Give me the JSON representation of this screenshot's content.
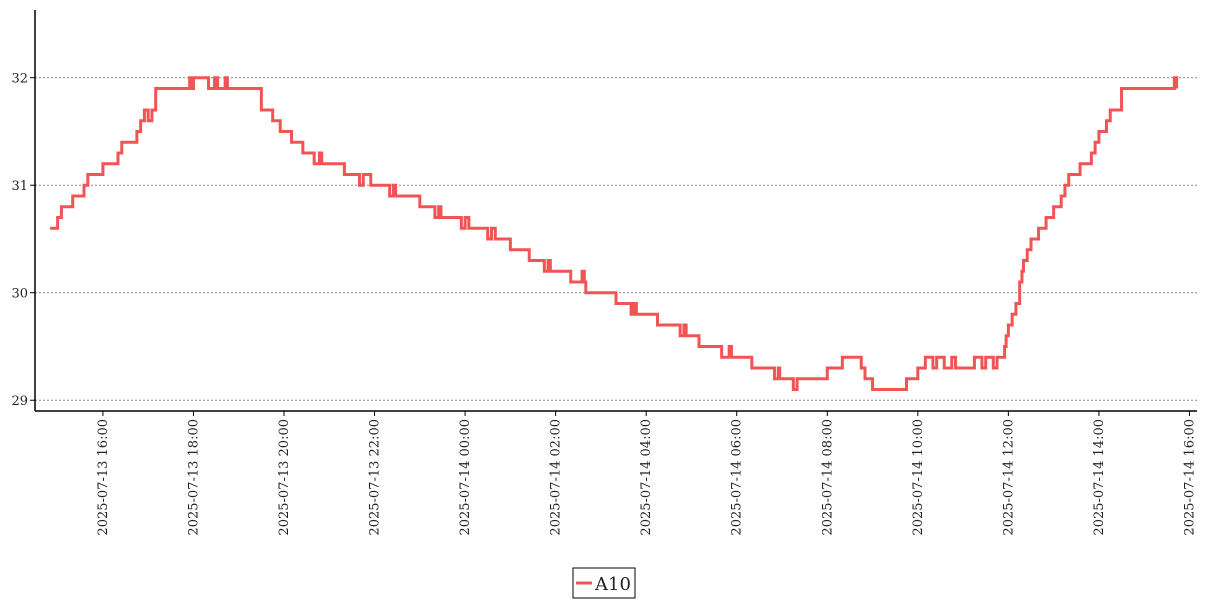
{
  "chart_data": {
    "type": "line",
    "title": "",
    "xlabel": "",
    "ylabel": "",
    "ylim": [
      28.9,
      32.63
    ],
    "xlim": [
      "2025-07-13 14:30",
      "2025-07-14 16:10"
    ],
    "grid": {
      "y": true,
      "x": false,
      "style": "dotted"
    },
    "legend_position": "bottom-center",
    "y_ticks": [
      29,
      30,
      31,
      32
    ],
    "x_ticks": [
      "2025-07-13 16:00",
      "2025-07-13 18:00",
      "2025-07-13 20:00",
      "2025-07-13 22:00",
      "2025-07-14 00:00",
      "2025-07-14 02:00",
      "2025-07-14 04:00",
      "2025-07-14 06:00",
      "2025-07-14 08:00",
      "2025-07-14 10:00",
      "2025-07-14 12:00",
      "2025-07-14 14:00",
      "2025-07-14 16:00"
    ],
    "series": [
      {
        "name": "A10",
        "color": "#f05454",
        "step": true,
        "points": [
          [
            "2025-07-13 14:50",
            30.6
          ],
          [
            "2025-07-13 15:00",
            30.7
          ],
          [
            "2025-07-13 15:05",
            30.8
          ],
          [
            "2025-07-13 15:20",
            30.9
          ],
          [
            "2025-07-13 15:35",
            31.0
          ],
          [
            "2025-07-13 15:40",
            31.1
          ],
          [
            "2025-07-13 16:00",
            31.2
          ],
          [
            "2025-07-13 16:20",
            31.3
          ],
          [
            "2025-07-13 16:25",
            31.4
          ],
          [
            "2025-07-13 16:45",
            31.5
          ],
          [
            "2025-07-13 16:50",
            31.6
          ],
          [
            "2025-07-13 16:55",
            31.7
          ],
          [
            "2025-07-13 17:00",
            31.6
          ],
          [
            "2025-07-13 17:05",
            31.7
          ],
          [
            "2025-07-13 17:10",
            31.9
          ],
          [
            "2025-07-13 17:55",
            32.0
          ],
          [
            "2025-07-13 17:57",
            31.9
          ],
          [
            "2025-07-13 18:00",
            32.0
          ],
          [
            "2025-07-13 18:20",
            31.9
          ],
          [
            "2025-07-13 18:28",
            32.0
          ],
          [
            "2025-07-13 18:32",
            31.9
          ],
          [
            "2025-07-13 18:42",
            32.0
          ],
          [
            "2025-07-13 18:45",
            31.9
          ],
          [
            "2025-07-13 19:30",
            31.7
          ],
          [
            "2025-07-13 19:45",
            31.6
          ],
          [
            "2025-07-13 19:55",
            31.5
          ],
          [
            "2025-07-13 20:10",
            31.4
          ],
          [
            "2025-07-13 20:25",
            31.3
          ],
          [
            "2025-07-13 20:40",
            31.2
          ],
          [
            "2025-07-13 20:47",
            31.3
          ],
          [
            "2025-07-13 20:50",
            31.2
          ],
          [
            "2025-07-13 21:20",
            31.1
          ],
          [
            "2025-07-13 21:40",
            31.0
          ],
          [
            "2025-07-13 21:45",
            31.1
          ],
          [
            "2025-07-13 21:55",
            31.0
          ],
          [
            "2025-07-13 22:20",
            30.9
          ],
          [
            "2025-07-13 22:25",
            31.0
          ],
          [
            "2025-07-13 22:28",
            30.9
          ],
          [
            "2025-07-13 23:00",
            30.8
          ],
          [
            "2025-07-13 23:20",
            30.7
          ],
          [
            "2025-07-13 23:25",
            30.8
          ],
          [
            "2025-07-13 23:28",
            30.7
          ],
          [
            "2025-07-13 23:55",
            30.6
          ],
          [
            "2025-07-14 00:00",
            30.7
          ],
          [
            "2025-07-14 00:05",
            30.6
          ],
          [
            "2025-07-14 00:30",
            30.5
          ],
          [
            "2025-07-14 00:35",
            30.6
          ],
          [
            "2025-07-14 00:40",
            30.5
          ],
          [
            "2025-07-14 01:00",
            30.4
          ],
          [
            "2025-07-14 01:25",
            30.3
          ],
          [
            "2025-07-14 01:45",
            30.2
          ],
          [
            "2025-07-14 01:50",
            30.3
          ],
          [
            "2025-07-14 01:53",
            30.2
          ],
          [
            "2025-07-14 02:20",
            30.1
          ],
          [
            "2025-07-14 02:35",
            30.2
          ],
          [
            "2025-07-14 02:38",
            30.1
          ],
          [
            "2025-07-14 02:40",
            30.0
          ],
          [
            "2025-07-14 03:20",
            29.9
          ],
          [
            "2025-07-14 03:40",
            29.8
          ],
          [
            "2025-07-14 03:43",
            29.9
          ],
          [
            "2025-07-14 03:47",
            29.8
          ],
          [
            "2025-07-14 04:15",
            29.7
          ],
          [
            "2025-07-14 04:45",
            29.6
          ],
          [
            "2025-07-14 04:50",
            29.7
          ],
          [
            "2025-07-14 04:53",
            29.6
          ],
          [
            "2025-07-14 05:10",
            29.5
          ],
          [
            "2025-07-14 05:40",
            29.4
          ],
          [
            "2025-07-14 05:50",
            29.5
          ],
          [
            "2025-07-14 05:53",
            29.4
          ],
          [
            "2025-07-14 06:20",
            29.3
          ],
          [
            "2025-07-14 06:50",
            29.2
          ],
          [
            "2025-07-14 06:55",
            29.3
          ],
          [
            "2025-07-14 06:57",
            29.2
          ],
          [
            "2025-07-14 07:15",
            29.1
          ],
          [
            "2025-07-14 07:20",
            29.2
          ],
          [
            "2025-07-14 08:00",
            29.3
          ],
          [
            "2025-07-14 08:20",
            29.4
          ],
          [
            "2025-07-14 08:45",
            29.3
          ],
          [
            "2025-07-14 08:50",
            29.2
          ],
          [
            "2025-07-14 09:00",
            29.1
          ],
          [
            "2025-07-14 09:45",
            29.2
          ],
          [
            "2025-07-14 10:00",
            29.3
          ],
          [
            "2025-07-14 10:10",
            29.4
          ],
          [
            "2025-07-14 10:20",
            29.3
          ],
          [
            "2025-07-14 10:25",
            29.4
          ],
          [
            "2025-07-14 10:35",
            29.3
          ],
          [
            "2025-07-14 10:45",
            29.4
          ],
          [
            "2025-07-14 10:50",
            29.3
          ],
          [
            "2025-07-14 11:15",
            29.4
          ],
          [
            "2025-07-14 11:25",
            29.3
          ],
          [
            "2025-07-14 11:30",
            29.4
          ],
          [
            "2025-07-14 11:40",
            29.3
          ],
          [
            "2025-07-14 11:45",
            29.4
          ],
          [
            "2025-07-14 11:55",
            29.5
          ],
          [
            "2025-07-14 11:57",
            29.6
          ],
          [
            "2025-07-14 12:00",
            29.7
          ],
          [
            "2025-07-14 12:05",
            29.8
          ],
          [
            "2025-07-14 12:10",
            29.9
          ],
          [
            "2025-07-14 12:15",
            30.1
          ],
          [
            "2025-07-14 12:18",
            30.2
          ],
          [
            "2025-07-14 12:20",
            30.3
          ],
          [
            "2025-07-14 12:25",
            30.4
          ],
          [
            "2025-07-14 12:30",
            30.5
          ],
          [
            "2025-07-14 12:40",
            30.6
          ],
          [
            "2025-07-14 12:50",
            30.7
          ],
          [
            "2025-07-14 13:00",
            30.8
          ],
          [
            "2025-07-14 13:10",
            30.9
          ],
          [
            "2025-07-14 13:15",
            31.0
          ],
          [
            "2025-07-14 13:20",
            31.1
          ],
          [
            "2025-07-14 13:35",
            31.2
          ],
          [
            "2025-07-14 13:50",
            31.3
          ],
          [
            "2025-07-14 13:55",
            31.4
          ],
          [
            "2025-07-14 14:00",
            31.5
          ],
          [
            "2025-07-14 14:10",
            31.6
          ],
          [
            "2025-07-14 14:15",
            31.7
          ],
          [
            "2025-07-14 14:30",
            31.9
          ],
          [
            "2025-07-14 15:40",
            32.0
          ],
          [
            "2025-07-14 15:43",
            31.9
          ]
        ]
      }
    ]
  }
}
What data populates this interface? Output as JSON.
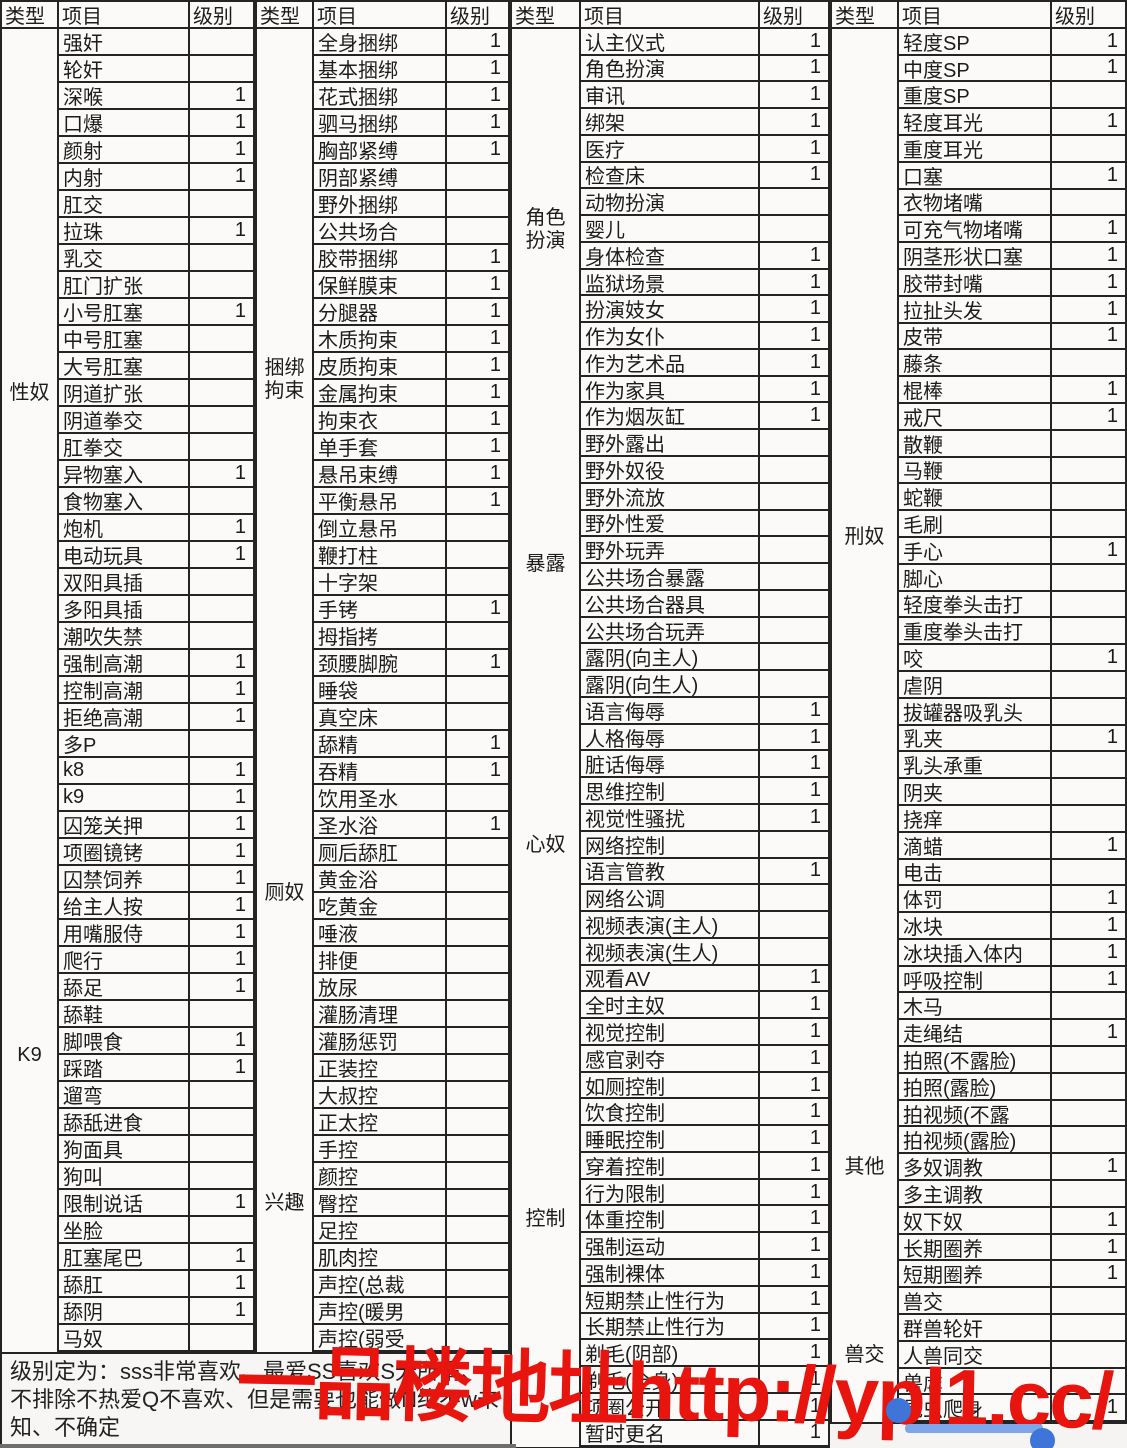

——————

> [What to work on]
Report how many lines of the data hold the string "this"; give only the number.

> [Result]
2